▶ _Extracted records_:

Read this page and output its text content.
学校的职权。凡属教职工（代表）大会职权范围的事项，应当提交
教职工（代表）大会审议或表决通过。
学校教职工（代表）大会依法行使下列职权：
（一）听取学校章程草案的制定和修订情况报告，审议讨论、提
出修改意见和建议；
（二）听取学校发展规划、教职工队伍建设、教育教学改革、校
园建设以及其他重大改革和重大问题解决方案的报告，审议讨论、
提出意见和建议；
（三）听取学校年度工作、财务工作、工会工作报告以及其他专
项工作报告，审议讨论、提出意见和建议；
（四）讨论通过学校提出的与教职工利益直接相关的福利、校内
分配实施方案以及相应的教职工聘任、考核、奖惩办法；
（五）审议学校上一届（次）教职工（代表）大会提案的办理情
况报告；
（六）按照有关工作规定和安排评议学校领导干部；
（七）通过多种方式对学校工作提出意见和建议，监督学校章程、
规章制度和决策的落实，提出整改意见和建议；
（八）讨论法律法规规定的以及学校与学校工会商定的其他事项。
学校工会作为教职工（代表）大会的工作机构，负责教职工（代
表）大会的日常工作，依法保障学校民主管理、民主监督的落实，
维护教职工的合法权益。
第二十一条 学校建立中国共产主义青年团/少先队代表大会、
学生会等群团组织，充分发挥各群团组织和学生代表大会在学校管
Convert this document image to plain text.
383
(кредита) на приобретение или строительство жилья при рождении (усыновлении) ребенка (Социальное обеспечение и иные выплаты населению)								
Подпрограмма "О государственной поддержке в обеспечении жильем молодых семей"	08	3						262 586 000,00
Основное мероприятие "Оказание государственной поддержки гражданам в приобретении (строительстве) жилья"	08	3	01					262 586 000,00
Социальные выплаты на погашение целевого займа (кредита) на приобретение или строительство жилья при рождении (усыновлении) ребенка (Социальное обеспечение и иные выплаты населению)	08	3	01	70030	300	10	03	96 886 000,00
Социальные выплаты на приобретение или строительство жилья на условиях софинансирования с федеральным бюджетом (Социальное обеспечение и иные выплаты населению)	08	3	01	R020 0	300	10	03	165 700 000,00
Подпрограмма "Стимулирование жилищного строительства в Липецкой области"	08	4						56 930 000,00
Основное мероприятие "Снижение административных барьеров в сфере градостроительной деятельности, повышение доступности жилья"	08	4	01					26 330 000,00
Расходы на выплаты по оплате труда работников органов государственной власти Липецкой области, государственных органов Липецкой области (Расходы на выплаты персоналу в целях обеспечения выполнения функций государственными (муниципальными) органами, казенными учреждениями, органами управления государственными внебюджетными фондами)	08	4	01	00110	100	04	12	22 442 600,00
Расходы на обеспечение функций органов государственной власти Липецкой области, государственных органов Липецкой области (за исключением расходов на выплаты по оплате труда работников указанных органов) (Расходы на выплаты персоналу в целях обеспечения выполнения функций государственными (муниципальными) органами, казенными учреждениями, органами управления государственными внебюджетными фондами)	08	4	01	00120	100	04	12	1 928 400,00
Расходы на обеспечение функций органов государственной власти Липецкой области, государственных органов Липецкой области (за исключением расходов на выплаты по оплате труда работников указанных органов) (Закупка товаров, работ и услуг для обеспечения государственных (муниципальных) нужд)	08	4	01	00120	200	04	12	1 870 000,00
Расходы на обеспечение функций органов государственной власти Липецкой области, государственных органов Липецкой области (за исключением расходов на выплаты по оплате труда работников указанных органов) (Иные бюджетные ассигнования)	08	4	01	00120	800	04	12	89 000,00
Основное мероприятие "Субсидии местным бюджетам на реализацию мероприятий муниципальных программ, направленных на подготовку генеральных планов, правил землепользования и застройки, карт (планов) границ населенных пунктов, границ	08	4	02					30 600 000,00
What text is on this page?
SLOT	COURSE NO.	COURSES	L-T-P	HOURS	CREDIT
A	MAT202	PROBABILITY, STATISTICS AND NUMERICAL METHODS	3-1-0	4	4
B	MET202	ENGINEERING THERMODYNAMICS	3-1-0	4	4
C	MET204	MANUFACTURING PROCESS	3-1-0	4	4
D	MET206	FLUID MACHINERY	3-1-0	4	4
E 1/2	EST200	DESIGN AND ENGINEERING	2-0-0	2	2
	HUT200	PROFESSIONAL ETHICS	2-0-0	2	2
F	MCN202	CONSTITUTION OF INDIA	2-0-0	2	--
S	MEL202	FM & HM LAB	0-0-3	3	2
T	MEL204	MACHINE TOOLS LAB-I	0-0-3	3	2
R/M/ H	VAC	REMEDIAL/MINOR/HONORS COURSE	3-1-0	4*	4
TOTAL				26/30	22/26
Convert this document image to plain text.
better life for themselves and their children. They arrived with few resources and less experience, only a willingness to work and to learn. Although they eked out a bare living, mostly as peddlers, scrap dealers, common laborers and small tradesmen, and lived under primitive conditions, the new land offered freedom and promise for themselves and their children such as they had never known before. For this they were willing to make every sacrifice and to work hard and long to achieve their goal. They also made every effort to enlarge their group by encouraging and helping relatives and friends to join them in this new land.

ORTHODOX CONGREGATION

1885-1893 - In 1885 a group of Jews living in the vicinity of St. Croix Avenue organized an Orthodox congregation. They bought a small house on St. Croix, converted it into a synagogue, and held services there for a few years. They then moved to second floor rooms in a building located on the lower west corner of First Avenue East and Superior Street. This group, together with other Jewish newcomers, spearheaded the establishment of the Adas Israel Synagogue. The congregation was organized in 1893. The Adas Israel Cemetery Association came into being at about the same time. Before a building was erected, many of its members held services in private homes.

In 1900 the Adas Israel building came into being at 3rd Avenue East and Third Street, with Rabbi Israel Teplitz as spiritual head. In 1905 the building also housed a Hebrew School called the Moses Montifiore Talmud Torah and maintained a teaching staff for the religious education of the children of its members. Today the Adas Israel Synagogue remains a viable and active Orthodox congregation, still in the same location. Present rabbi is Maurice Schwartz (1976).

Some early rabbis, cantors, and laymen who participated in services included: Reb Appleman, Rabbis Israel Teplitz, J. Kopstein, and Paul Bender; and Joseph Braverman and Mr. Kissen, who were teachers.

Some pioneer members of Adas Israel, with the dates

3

▶ _Short exercise_: Return each line of the records above exactly as it reads.

▶ _Task output_:
Read this page and output its text content.
学校的职权。凡属教职工（代表）大会职权范围的事项，应当提交
教职工（代表）大会审议或表决通过。
学校教职工（代表）大会依法行使下列职权：
（一）听取学校章程草案的制定和修订情况报告，审议讨论、提
出修改意见和建议；
（二）听取学校发展规划、教职工队伍建设、教育教学改革、校
园建设以及其他重大改革和重大问题解决方案的报告，审议讨论、
提出意见和建议；
（三）听取学校年度工作、财务工作、工会工作报告以及其他专
项工作报告，审议讨论、提出意见和建议；
（四）讨论通过学校提出的与教职工利益直接相关的福利、校内
分配实施方案以及相应的教职工聘任、考核、奖惩办法；
（五）审议学校上一届（次）教职工（代表）大会提案的办理情
况报告；
（六）按照有关工作规定和安排评议学校领导干部；
（七）通过多种方式对学校工作提出意见和建议，监督学校章程、
规章制度和决策的落实，提出整改意见和建议；
（八）讨论法律法规规定的以及学校与学校工会商定的其他事项。
学校工会作为教职工（代表）大会的工作机构，负责教职工（代
表）大会的日常工作，依法保障学校民主管理、民主监督的落实，
维护教职工的合法权益。
第二十一条 学校建立中国共产主义青年团/少先队代表大会、
学生会等群团组织，充分发挥各群团组织和学生代表大会在学校管
Convert this document image to plain text.
383
(кредита) на приобретение или строительство жилья при рождении (усыновлении) ребенка (Социальное обеспечение и иные выплаты населению)								
Подпрограмма "О государственной поддержке в обеспечении жильем молодых семей"	08	3						262 586 000,00
Основное мероприятие "Оказание государственной поддержки гражданам в приобретении (строительстве) жилья"	08	3	01					262 586 000,00
Социальные выплаты на погашение целевого займа (кредита) на приобретение или строительство жилья при рождении (усыновлении) ребенка (Социальное обеспечение и иные выплаты населению)	08	3	01	70030	300	10	03	96 886 000,00
Социальные выплаты на приобретение или строительство жилья на условиях софинансирования с федеральным бюджетом (Социальное обеспечение и иные выплаты населению)	08	3	01	R020 0	300	10	03	165 700 000,00
Подпрограмма "Стимулирование жилищного строительства в Липецкой области"	08	4						56 930 000,00
Основное мероприятие "Снижение административных барьеров в сфере градостроительной деятельности, повышение доступности жилья"	08	4	01					26 330 000,00
Расходы на выплаты по оплате труда работников органов государственной власти Липецкой области, государственных органов Липецкой области (Расходы на выплаты персоналу в целях обеспечения выполнения функций государственными (муниципальными) органами, казенными учреждениями, органами управления государственными внебюджетными фондами)	08	4	01	00110	100	04	12	22 442 600,00
Расходы на обеспечение функций органов государственной власти Липецкой области, государственных органов Липецкой области (за исключением расходов на выплаты по оплате труда работников указанных органов) (Расходы на выплаты персоналу в целях обеспечения выполнения функций государственными (муниципальными) органами, казенными учреждениями, органами управления государственными внебюджетными фондами)	08	4	01	00120	100	04	12	1 928 400,00
Расходы на обеспечение функций органов государственной власти Липецкой области, государственных органов Липецкой области (за исключением расходов на выплаты по оплате труда работников указанных органов) (Закупка товаров, работ и услуг для обеспечения государственных (муниципальных) нужд)	08	4	01	00120	200	04	12	1 870 000,00
Расходы на обеспечение функций органов государственной власти Липецкой области, государственных органов Липецкой области (за исключением расходов на выплаты по оплате труда работников указанных органов) (Иные бюджетные ассигнования)	08	4	01	00120	800	04	12	89 000,00
Основное мероприятие "Субсидии местным бюджетам на реализацию мероприятий муниципальных программ, направленных на подготовку генеральных планов, правил землепользования и застройки, карт (планов) границ населенных пунктов, границ	08	4	02					30 600 000,00
What text is on this page?
SLOT	COURSE NO.	COURSES	L-T-P	HOURS	CREDIT
A	MAT202	PROBABILITY, STATISTICS AND NUMERICAL METHODS	3-1-0	4	4
B	MET202	ENGINEERING THERMODYNAMICS	3-1-0	4	4
C	MET204	MANUFACTURING PROCESS	3-1-0	4	4
D	MET206	FLUID MACHINERY	3-1-0	4	4
E 1/2	EST200	DESIGN AND ENGINEERING	2-0-0	2	2
	HUT200	PROFESSIONAL ETHICS	2-0-0	2	2
F	MCN202	CONSTITUTION OF INDIA	2-0-0	2	--
S	MEL202	FM & HM LAB	0-0-3	3	2
T	MEL204	MACHINE TOOLS LAB-I	0-0-3	3	2
R/M/ H	VAC	REMEDIAL/MINOR/HONORS COURSE	3-1-0	4*	4
TOTAL				26/30	22/26
Convert this document image to plain text.
better life for themselves and their children. They arrived with few resources and less experience, only a willingness to work and to learn. Although they eked out a bare living, mostly as peddlers, scrap dealers, common laborers and small tradesmen, and lived under primitive conditions, the new land offered freedom and promise for themselves and their children such as they had never known before. For this they were willing to make every sacrifice and to work hard and long to achieve their goal. They also made every effort to enlarge their group by encouraging and helping relatives and friends to join them in this new land.

ORTHODOX CONGREGATION

1885-1893 - In 1885 a group of Jews living in the vicinity of St. Croix Avenue organized an Orthodox congregation. They bought a small house on St. Croix, converted it into a synagogue, and held services there for a few years. They then moved to second floor rooms in a building located on the lower west corner of First Avenue East and Superior Street. This group, together with other Jewish newcomers, spearheaded the establishment of the Adas Israel Synagogue. The congregation was organized in 1893. The Adas Israel Cemetery Association came into being at about the same time. Before a building was erected, many of its members held services in private homes.

In 1900 the Adas Israel building came into being at 3rd Avenue East and Third Street, with Rabbi Israel Teplitz as spiritual head. In 1905 the building also housed a Hebrew School called the Moses Montifiore Talmud Torah and maintained a teaching staff for the religious education of the children of its members. Today the Adas Israel Synagogue remains a viable and active Orthodox congregation, still in the same location. Present rabbi is Maurice Schwartz (1976).

Some early rabbis, cantors, and laymen who participated in services included: Reb Appleman, Rabbis Israel Teplitz, J. Kopstein, and Paul Bender; and Joseph Braverman and Mr. Kissen, who were teachers.

Some pioneer members of Adas Israel, with the dates

3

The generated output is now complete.